→ TEKS BACAAN:
----

Melangkah ke Omni Channel
Cerita Aryo di atas sedikit banyak menggambarkan tantangan yang dihadapi perusahaan retail seperti TBSI saat pandemi. Penjualan dari gerai yang selama ini menjadi sumber transaksi utama, jumlahnya berkurang drastis akibat pandemi. “Menghadapi situasi seperti itu, kreativitas dan survival attitude menjadi modal kami,” cerita Aryo.
Sejak tahun 2013, TBSI sebenarnya sudah memiliki kanal penjualan online melalui situs thebodyshop.co.id. TBSI juga telah memiliki kanal resmi di lima e-commerce terbesar di Indonesia. “Namun kontribusi selama ini [sebelum pandemi] masih kecil, hanya sekitar 3,3%,” cerita Aryo.
Baru setelah pandemi, kanal penjualan online mengalami peningkatan signifikan. Nilai transaksi meningkat 170%, sehingga kontribusi penjualan online terhadap total penjualan menjadi 13,5%. “Itu tidak termasuk penjualan melalui Whatsapp karena itu dihitung penjualan via toko,” ungkap pria yang memimpin TBSI Indonesia sejak lima tahun terakhir ini.
Kini ketika mal kembali dibuka, penjualan via toko fisik perlahan mendekati normal. Meski begitu, Aryo melihat ranah digital akan menjadi bagian penting dari perjalanan TBSI ke depan.
“Kami sebenarnya telah mempersiapkan transformasi digital sejak 2,5 tahun lalu, jauh sebelum pandemi,” ungkap pria yang memiliki hobi lari ini. Namun proses transformasi digital mengalami percepatan karena pandemi telah mengubah perilaku konsumen secara signifikan.
Transformasi ini memang tidak mudah bagi TBSI yang selama 29 tahun mengandalkan penjualan melalui gerai. “Kami tahu bagaimana cara mengelola toko, mal mana yang bagus [untuk lokasi gerai], dan sebagainya,” ungkap Aryo mencontohkan pengalaman mengelola toko fisik. Namun ketika masuk ke ranah digital, skillset yang dibutuhkan menjadi berbeda.

----

→ KUTIPAN DATA:

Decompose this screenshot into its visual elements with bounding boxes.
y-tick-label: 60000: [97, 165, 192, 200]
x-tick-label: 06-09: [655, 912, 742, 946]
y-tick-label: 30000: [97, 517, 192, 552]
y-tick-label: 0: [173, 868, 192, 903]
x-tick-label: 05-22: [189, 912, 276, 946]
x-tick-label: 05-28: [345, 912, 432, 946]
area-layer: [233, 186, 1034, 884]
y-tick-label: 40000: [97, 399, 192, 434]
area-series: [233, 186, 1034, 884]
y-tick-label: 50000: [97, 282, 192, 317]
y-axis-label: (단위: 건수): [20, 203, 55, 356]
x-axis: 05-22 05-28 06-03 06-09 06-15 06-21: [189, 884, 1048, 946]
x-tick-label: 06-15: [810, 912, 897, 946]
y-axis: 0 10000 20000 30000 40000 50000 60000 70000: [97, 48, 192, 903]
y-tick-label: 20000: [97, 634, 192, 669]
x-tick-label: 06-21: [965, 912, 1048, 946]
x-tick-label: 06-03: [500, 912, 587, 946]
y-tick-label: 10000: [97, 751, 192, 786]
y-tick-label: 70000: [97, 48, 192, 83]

----

Tolong nilai apakah tiap pernyataan berikut sesuai dengan teks tentang TBSI, lalu jawab ya atau tidak beserta kutipan persis dari teks yang menentukannya. 1. TBSI sudah memiliki kanal penjualan online sejak tahun 2013. 2. Penjualan melalui Whatsapp ikut dihitung dalam kontribusi penjualan online sebesar 13,5%. 3. TBSI baru mulai mempersiapkan transformasi digital setelah pandemi terjadi. Baris-baris data itu tidak berperan dalam latihan ini.

1. Ya: "Sejak tahun 2013, TBSI sebenarnya sudah memiliki kanal penjualan online melalui situs thebodyshop.co.id."
2. Tidak: "Itu tidak termasuk penjualan melalui Whatsapp karena itu dihitung penjualan via toko"
3. Tidak: "Kami sebenarnya telah mempersiapkan transformasi digital sejak 2,5 tahun lalu, jauh sebelum pandemi"